PAGE EXTRACT:

[RFC bpf-next 0/6] XDP RX device meta data acceleration (WIP)

* [RFC bpf-next 0/6] XDP RX device meta data acceleration (WIP)
@ 2018-06-27  2:46 Saeed Mahameed
  2018-06-27  2:46 ` [RFC bpf-next 1/6] net: xdp: Add support for meta data flags requests Saeed Mahameed
                   ` (6 more replies)
  0 siblings, 7 replies; 36+ messages in thread
From: Saeed Mahameed @ 2018-06-27  2:46 UTC (permalink / raw)
  To: Jesper Dangaard Brouer, Alexei Starovoitov, Daniel Borkmann
  Cc: neerav.parikh, pjwaskiewicz, ttoukan.linux, Tariq Toukan,
	alexander.h.duyck, peter.waskiewicz.jr, Opher Reviv, Rony Efraim,
	netdev, Saeed Mahameed

Hello,

Although it is far from being close to completion, this series provides
the means and infrastructure to enable device drivers to share packets
meta data information and accelerations with XDP programs, 
such as hash, stripped vlan, checksum, flow mark, packet header types,
etc ..

The series is still work in progress and sending it now as RFC in order
to get early feedback and to discuss the design, structures and UAPI.

For now the general idea is to help XDP programs accelerate, and provide
them with meta data that already available from the HW or device driver
to save cpu cycles on packet headers and data processing and decision
making, aside of that we want to avoid having a fixed size meta data
structure that wastes a lot of buffer space for stuff that the xdp program
might not need, like the current "elephant" SKB fields, kidding :) ..

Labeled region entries

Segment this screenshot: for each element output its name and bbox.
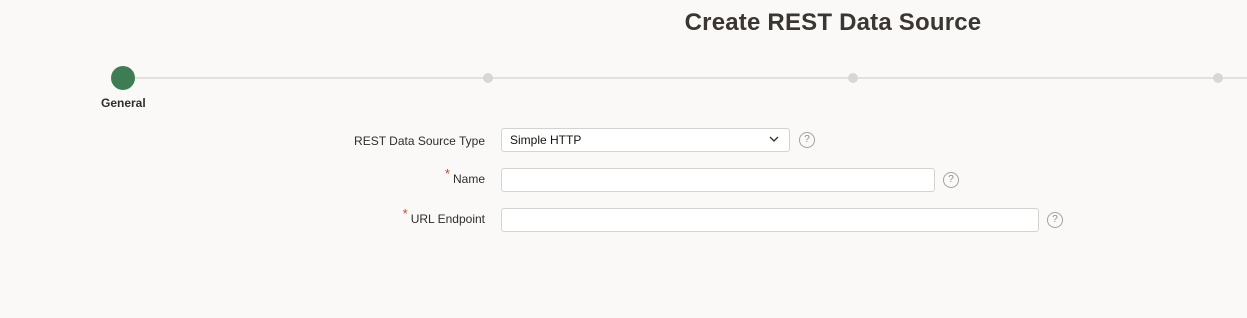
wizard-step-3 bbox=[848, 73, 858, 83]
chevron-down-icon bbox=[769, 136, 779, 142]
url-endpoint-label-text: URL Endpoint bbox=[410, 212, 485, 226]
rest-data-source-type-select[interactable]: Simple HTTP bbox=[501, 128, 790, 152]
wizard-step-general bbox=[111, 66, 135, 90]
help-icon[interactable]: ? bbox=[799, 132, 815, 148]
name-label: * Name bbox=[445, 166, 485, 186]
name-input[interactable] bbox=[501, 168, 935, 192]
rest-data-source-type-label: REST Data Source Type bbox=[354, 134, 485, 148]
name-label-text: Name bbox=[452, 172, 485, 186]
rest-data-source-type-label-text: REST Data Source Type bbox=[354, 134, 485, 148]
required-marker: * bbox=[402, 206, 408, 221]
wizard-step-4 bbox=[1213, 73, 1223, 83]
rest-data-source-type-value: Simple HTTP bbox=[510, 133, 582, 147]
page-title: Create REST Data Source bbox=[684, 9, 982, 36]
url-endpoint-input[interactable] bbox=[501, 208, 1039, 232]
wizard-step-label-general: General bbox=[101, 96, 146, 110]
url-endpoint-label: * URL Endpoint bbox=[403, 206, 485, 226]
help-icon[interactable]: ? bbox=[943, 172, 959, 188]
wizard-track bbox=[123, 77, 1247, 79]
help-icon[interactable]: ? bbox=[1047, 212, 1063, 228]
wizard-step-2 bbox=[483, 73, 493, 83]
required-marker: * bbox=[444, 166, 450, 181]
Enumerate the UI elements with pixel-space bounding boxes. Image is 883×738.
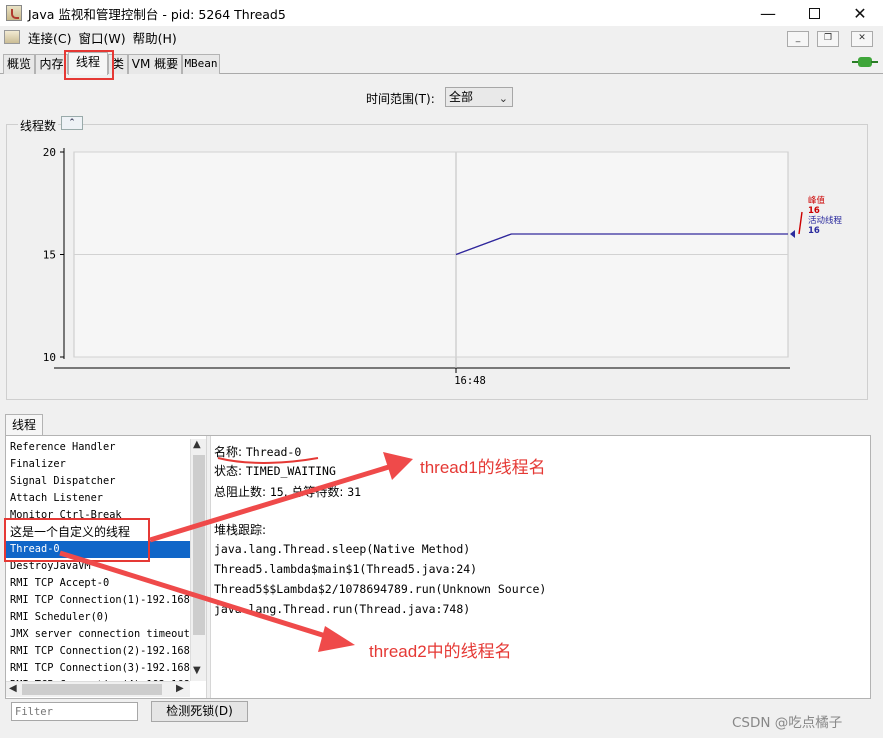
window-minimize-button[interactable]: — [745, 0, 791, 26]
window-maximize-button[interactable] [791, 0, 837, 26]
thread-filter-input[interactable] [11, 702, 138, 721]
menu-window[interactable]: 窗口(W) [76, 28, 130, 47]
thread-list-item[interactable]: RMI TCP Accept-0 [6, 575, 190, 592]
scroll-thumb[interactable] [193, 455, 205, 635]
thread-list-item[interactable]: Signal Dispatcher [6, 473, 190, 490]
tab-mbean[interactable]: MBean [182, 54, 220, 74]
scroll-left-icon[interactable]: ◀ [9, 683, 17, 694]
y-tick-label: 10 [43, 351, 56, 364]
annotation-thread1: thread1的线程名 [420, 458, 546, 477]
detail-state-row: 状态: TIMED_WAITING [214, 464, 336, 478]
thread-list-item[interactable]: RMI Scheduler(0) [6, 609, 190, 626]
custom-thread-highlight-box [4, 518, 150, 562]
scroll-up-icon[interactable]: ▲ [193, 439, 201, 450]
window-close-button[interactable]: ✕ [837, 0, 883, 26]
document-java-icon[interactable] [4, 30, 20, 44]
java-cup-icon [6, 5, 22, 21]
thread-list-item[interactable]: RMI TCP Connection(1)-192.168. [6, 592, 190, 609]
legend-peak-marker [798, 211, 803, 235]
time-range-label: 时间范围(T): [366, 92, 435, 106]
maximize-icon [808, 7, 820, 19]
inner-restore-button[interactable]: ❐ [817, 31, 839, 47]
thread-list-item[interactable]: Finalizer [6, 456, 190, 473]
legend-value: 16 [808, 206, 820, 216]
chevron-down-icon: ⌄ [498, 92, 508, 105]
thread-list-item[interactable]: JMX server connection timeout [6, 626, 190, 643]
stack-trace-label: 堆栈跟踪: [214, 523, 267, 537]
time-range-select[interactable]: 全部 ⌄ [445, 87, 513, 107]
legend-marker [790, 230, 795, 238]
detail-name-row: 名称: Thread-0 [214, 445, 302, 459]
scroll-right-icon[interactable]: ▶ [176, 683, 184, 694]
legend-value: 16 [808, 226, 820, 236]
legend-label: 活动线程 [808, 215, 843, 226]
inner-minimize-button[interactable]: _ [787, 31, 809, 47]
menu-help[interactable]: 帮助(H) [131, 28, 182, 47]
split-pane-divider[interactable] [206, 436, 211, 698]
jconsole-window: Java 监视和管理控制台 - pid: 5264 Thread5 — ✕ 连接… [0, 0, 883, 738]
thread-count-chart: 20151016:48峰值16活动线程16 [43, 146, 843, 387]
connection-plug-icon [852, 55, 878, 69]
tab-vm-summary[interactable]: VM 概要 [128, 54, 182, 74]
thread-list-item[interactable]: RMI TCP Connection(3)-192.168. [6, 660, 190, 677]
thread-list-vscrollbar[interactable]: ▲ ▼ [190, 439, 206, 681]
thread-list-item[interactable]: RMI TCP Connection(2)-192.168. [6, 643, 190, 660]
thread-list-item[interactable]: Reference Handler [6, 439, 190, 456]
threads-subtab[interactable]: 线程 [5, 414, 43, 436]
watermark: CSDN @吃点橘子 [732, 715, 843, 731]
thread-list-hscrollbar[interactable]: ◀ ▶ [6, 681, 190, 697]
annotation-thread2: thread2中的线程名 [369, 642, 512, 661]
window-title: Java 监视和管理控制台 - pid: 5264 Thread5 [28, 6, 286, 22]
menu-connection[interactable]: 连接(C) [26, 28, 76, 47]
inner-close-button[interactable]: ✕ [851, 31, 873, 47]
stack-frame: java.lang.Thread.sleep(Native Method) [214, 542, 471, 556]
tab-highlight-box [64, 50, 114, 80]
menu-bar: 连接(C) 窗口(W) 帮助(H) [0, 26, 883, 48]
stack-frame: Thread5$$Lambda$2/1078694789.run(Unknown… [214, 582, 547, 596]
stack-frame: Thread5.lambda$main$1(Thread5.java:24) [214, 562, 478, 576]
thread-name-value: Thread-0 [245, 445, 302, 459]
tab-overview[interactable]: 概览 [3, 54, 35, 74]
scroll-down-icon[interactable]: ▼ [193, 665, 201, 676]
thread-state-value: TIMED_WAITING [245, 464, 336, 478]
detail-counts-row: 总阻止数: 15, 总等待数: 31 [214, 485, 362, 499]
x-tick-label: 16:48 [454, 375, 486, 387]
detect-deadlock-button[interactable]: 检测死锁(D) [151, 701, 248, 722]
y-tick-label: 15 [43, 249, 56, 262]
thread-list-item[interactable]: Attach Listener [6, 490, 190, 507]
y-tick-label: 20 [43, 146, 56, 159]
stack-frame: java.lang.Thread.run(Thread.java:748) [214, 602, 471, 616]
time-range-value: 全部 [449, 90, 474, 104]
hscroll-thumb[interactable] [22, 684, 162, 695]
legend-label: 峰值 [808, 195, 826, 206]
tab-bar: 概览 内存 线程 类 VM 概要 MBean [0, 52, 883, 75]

---

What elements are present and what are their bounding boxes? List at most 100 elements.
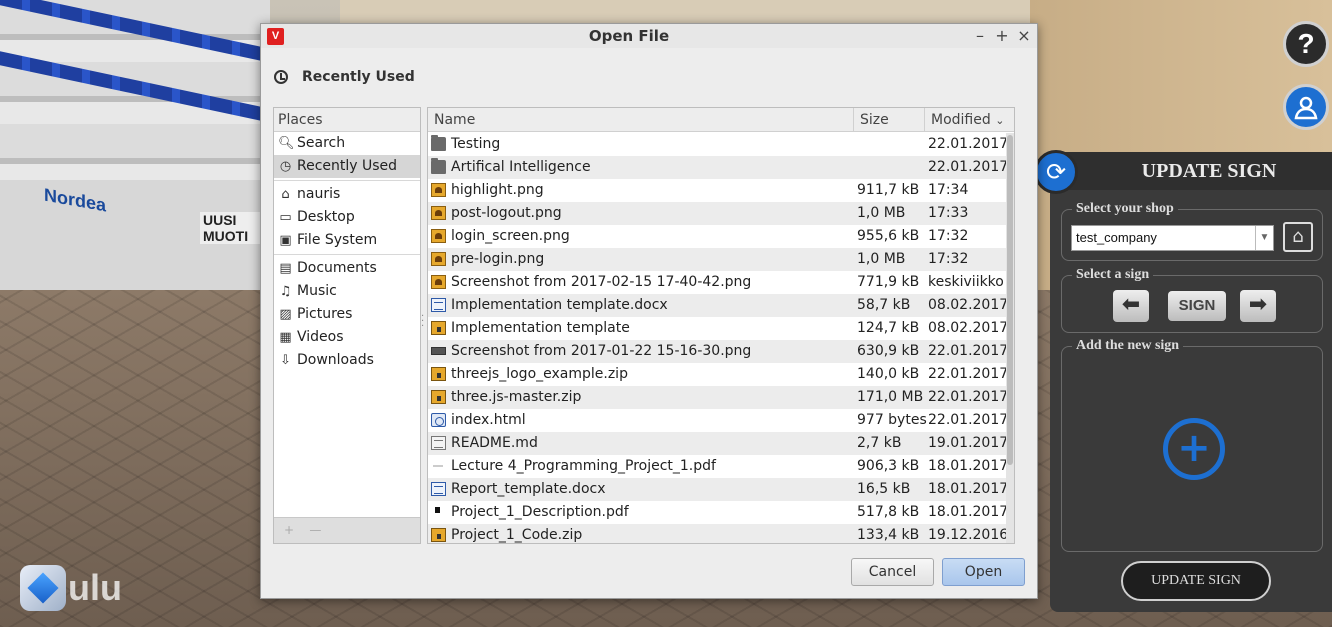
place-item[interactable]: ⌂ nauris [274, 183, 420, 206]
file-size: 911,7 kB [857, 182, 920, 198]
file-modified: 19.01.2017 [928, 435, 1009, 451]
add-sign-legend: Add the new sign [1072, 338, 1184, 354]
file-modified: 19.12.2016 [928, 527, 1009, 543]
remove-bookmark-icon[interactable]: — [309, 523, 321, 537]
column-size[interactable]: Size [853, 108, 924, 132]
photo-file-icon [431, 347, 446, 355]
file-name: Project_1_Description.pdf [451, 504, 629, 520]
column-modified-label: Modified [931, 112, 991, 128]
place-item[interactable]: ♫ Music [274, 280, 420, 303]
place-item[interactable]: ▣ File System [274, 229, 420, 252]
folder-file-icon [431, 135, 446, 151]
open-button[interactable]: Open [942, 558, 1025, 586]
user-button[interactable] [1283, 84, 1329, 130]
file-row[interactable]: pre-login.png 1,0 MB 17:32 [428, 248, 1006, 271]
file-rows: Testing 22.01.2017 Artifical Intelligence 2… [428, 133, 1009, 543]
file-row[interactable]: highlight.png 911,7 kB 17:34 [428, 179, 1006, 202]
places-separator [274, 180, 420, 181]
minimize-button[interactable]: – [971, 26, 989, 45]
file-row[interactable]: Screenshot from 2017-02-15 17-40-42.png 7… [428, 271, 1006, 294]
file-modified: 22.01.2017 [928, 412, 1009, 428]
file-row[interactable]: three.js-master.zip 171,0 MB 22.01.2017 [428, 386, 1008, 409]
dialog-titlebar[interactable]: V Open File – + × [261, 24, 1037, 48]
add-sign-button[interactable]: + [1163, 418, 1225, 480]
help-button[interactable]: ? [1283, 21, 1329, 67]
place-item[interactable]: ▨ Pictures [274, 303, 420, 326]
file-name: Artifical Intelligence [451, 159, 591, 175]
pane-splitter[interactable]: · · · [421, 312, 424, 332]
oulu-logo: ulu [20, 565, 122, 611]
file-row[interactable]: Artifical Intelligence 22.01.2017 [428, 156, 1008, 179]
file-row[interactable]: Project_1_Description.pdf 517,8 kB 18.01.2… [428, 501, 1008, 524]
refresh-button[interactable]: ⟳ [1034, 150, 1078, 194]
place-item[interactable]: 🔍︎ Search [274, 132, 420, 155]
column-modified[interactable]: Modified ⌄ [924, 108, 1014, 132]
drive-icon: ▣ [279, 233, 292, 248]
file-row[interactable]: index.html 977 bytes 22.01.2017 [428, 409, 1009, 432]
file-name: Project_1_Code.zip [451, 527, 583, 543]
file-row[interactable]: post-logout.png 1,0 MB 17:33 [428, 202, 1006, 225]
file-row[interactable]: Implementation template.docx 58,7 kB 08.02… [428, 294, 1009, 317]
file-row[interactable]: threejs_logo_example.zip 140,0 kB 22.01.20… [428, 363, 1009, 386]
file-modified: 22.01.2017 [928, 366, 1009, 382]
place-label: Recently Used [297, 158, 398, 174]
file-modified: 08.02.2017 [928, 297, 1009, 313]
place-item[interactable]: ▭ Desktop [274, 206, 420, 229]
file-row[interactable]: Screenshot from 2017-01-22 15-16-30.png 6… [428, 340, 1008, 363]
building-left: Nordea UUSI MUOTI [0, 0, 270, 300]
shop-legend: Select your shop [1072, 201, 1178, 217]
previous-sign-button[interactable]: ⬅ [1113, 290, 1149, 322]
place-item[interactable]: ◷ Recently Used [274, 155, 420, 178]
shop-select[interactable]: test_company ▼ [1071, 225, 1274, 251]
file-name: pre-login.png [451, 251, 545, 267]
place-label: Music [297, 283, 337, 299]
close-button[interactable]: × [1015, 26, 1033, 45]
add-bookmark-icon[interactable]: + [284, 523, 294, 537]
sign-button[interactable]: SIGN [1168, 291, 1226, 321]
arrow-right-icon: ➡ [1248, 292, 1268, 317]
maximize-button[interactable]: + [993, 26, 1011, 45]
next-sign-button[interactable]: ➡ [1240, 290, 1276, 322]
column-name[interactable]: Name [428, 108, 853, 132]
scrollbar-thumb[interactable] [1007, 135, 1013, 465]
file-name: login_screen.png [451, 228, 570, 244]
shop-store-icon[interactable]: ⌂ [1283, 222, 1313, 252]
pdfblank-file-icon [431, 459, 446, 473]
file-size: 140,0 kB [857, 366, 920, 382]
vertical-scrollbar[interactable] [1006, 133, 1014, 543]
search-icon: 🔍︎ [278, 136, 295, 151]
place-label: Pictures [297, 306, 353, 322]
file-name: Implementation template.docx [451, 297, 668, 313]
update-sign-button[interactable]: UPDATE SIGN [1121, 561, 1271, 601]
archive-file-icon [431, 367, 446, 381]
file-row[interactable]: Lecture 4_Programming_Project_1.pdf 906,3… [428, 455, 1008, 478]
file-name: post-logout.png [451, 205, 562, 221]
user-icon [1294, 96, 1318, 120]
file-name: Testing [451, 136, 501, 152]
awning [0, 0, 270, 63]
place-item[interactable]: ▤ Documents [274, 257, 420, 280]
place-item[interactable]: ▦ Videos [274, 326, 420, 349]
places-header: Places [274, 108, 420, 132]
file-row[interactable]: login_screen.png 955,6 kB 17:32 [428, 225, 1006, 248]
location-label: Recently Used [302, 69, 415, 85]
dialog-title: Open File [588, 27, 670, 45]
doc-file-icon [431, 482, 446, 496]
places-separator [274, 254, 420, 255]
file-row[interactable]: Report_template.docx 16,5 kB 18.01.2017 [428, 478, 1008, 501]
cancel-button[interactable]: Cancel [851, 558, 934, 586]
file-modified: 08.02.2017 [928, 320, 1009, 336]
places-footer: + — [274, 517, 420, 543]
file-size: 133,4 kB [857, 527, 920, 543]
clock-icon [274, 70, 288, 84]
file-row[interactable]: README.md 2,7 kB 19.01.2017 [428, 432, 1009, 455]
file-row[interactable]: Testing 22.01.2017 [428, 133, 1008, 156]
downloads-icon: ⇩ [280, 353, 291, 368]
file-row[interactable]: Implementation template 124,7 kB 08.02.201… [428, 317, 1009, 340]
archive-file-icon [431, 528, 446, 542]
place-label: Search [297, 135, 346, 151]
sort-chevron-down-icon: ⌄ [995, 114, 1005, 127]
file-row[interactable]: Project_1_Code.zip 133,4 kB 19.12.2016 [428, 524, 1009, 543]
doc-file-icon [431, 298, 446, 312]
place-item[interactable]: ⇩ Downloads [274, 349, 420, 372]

EXERCISE GOAL:
Could you write out the passage of the XDP metadata RFC cover letter from "For now the" through "kidding :) ..", word for word?

THE OUTPUT:
For now the general idea is to help XDP programs accelerate, and provide
them with meta data that already available from the HW or device driver
to save cpu cycles on packet headers and data processing and decision
making, aside of that we want to avoid having a fixed size meta data
structure that wastes a lot of buffer space for stuff that the xdp program
might not need, like the current "elephant" SKB fields, kidding :) ..